Stated task: Omit the pictures and output every entry below exactly as written.
------
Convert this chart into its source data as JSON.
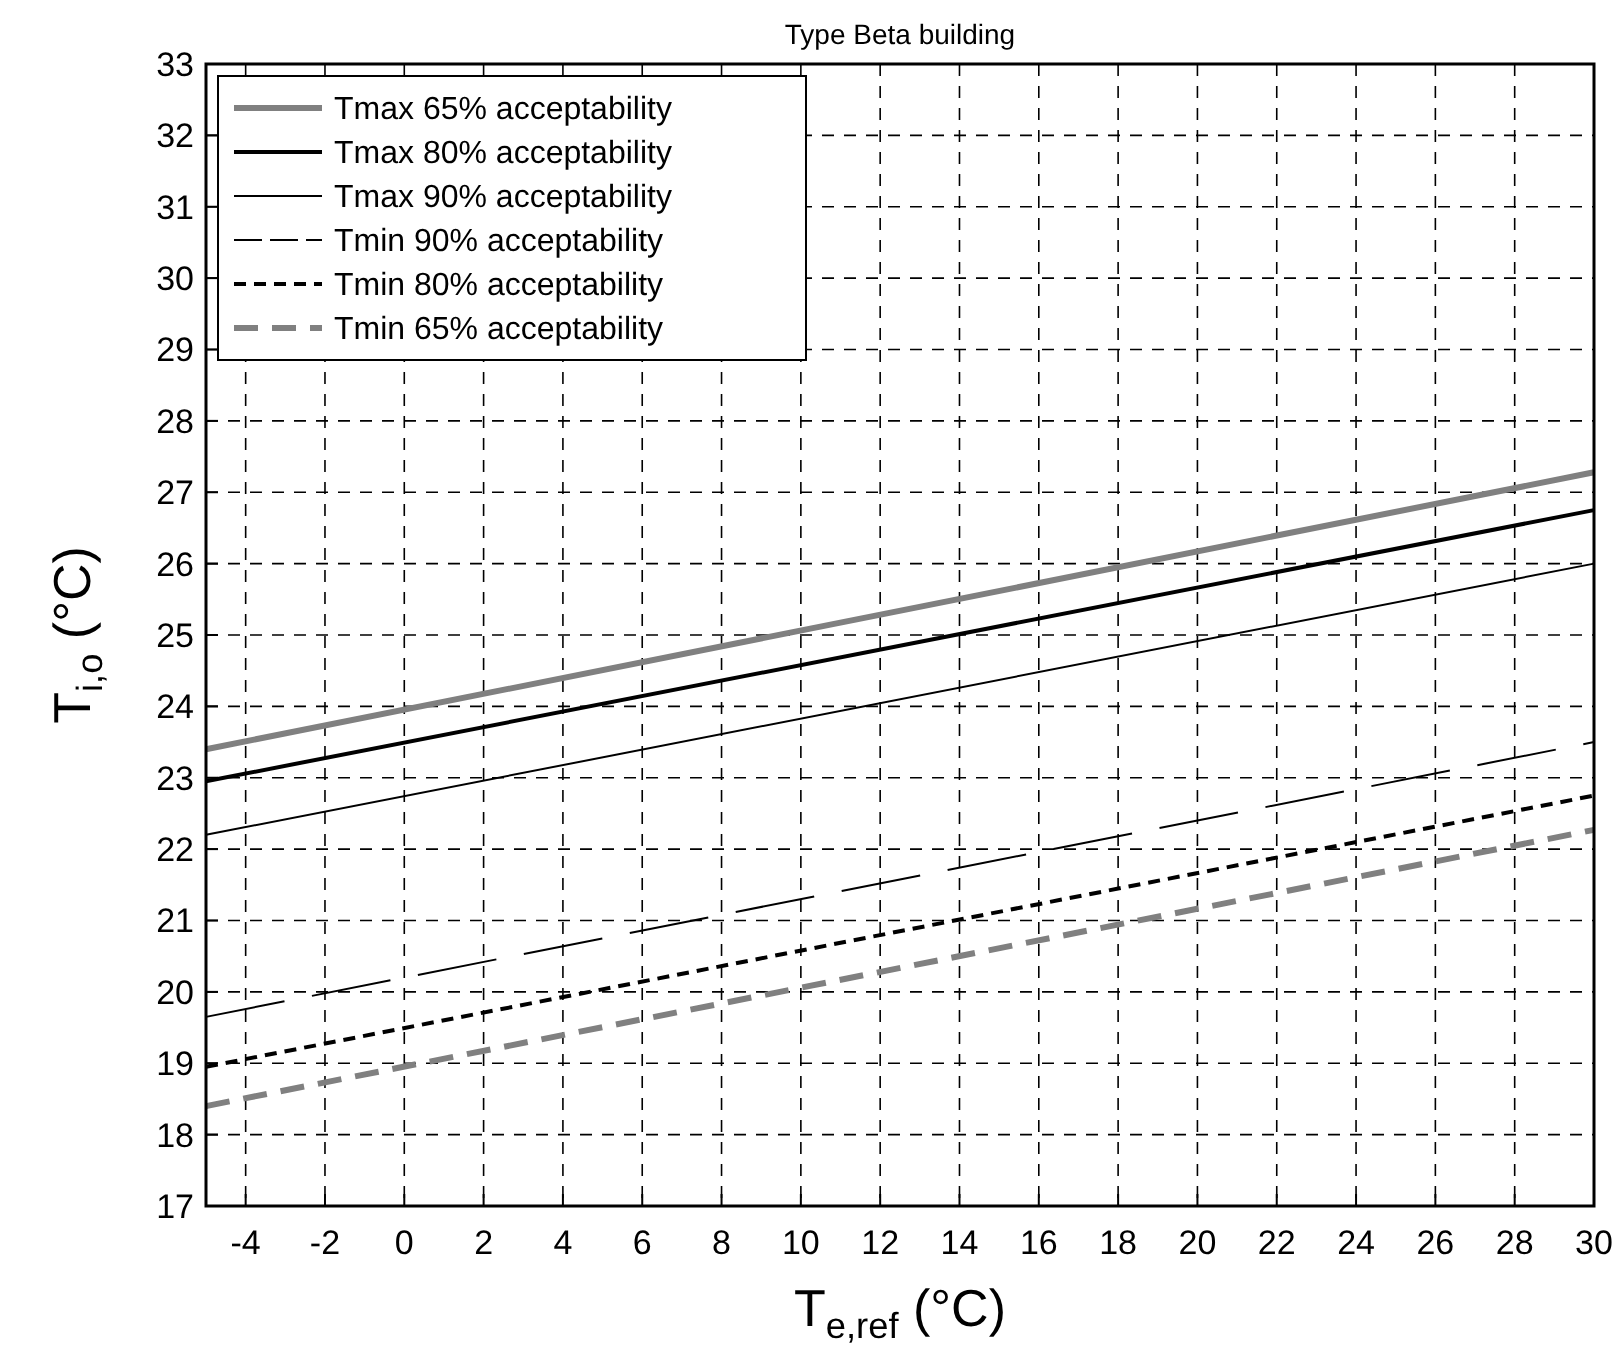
{
  "chart_data": {
    "type": "line",
    "title": "Type Beta building",
    "xlabel": "T$_{e,ref}$ (°C)",
    "ylabel": "T$_{i,o}$ (°C)",
    "xlim": [
      -5,
      30
    ],
    "xticks": [
      -4,
      -2,
      0,
      2,
      4,
      6,
      8,
      10,
      12,
      14,
      16,
      18,
      20,
      22,
      24,
      26,
      28,
      30
    ],
    "ylim": [
      17,
      33
    ],
    "yticks": [
      17,
      18,
      19,
      20,
      21,
      22,
      23,
      24,
      25,
      26,
      27,
      28,
      29,
      30,
      31,
      32,
      33
    ],
    "grid": true,
    "legend": "top left",
    "marker": "none",
    "x": [
      -5,
      30
    ],
    "series": [
      {
        "name": "Tmax 65% acceptability",
        "color": "#808080",
        "line_style": "solid",
        "values": [
          23.4,
          27.28
        ]
      },
      {
        "name": "Tmax 80% acceptability",
        "color": "#000000",
        "line_style": "solid",
        "values": [
          22.95,
          26.75
        ]
      },
      {
        "name": "Tmax 90% acceptability",
        "color": "#000000",
        "line_style": "solid",
        "values": [
          22.2,
          26.0
        ]
      },
      {
        "name": "Tmin 90% acceptability",
        "color": "#000000",
        "line_style": "dashed",
        "values": [
          19.65,
          23.5
        ]
      },
      {
        "name": "Tmin 80% acceptability",
        "color": "#000000",
        "line_style": "dashed",
        "values": [
          18.95,
          22.75
        ]
      },
      {
        "name": "Tmin 65% acceptability",
        "color": "#808080",
        "line_style": "dashed",
        "values": [
          18.4,
          22.27
        ]
      }
    ]
  }
}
------
Solution to this problem:
Convert this chart into its source data as JSON.
{
  "chart_data": {
    "type": "line",
    "title": "Type Beta building",
    "xlabel": "T$_{e,ref}$ (°C)",
    "ylabel": "T$_{i,o}$ (°C)",
    "xlim": [
      -5,
      30
    ],
    "xticks": [
      -4,
      -2,
      0,
      2,
      4,
      6,
      8,
      10,
      12,
      14,
      16,
      18,
      20,
      22,
      24,
      26,
      28,
      30
    ],
    "ylim": [
      17,
      33
    ],
    "yticks": [
      17,
      18,
      19,
      20,
      21,
      22,
      23,
      24,
      25,
      26,
      27,
      28,
      29,
      30,
      31,
      32,
      33
    ],
    "grid": true,
    "legend": "top left",
    "marker": "none",
    "x": [
      -5,
      30
    ],
    "series": [
      {
        "name": "Tmax 65% acceptability",
        "color": "#808080",
        "line_style": "solid",
        "values": [
          23.4,
          27.28
        ]
      },
      {
        "name": "Tmax 80% acceptability",
        "color": "#000000",
        "line_style": "solid",
        "values": [
          22.95,
          26.75
        ]
      },
      {
        "name": "Tmax 90% acceptability",
        "color": "#000000",
        "line_style": "solid",
        "values": [
          22.2,
          26.0
        ]
      },
      {
        "name": "Tmin 90% acceptability",
        "color": "#000000",
        "line_style": "dashed",
        "values": [
          19.65,
          23.5
        ]
      },
      {
        "name": "Tmin 80% acceptability",
        "color": "#000000",
        "line_style": "dashed",
        "values": [
          18.95,
          22.75
        ]
      },
      {
        "name": "Tmin 65% acceptability",
        "color": "#808080",
        "line_style": "dashed",
        "values": [
          18.4,
          22.27
        ]
      }
    ]
  }
}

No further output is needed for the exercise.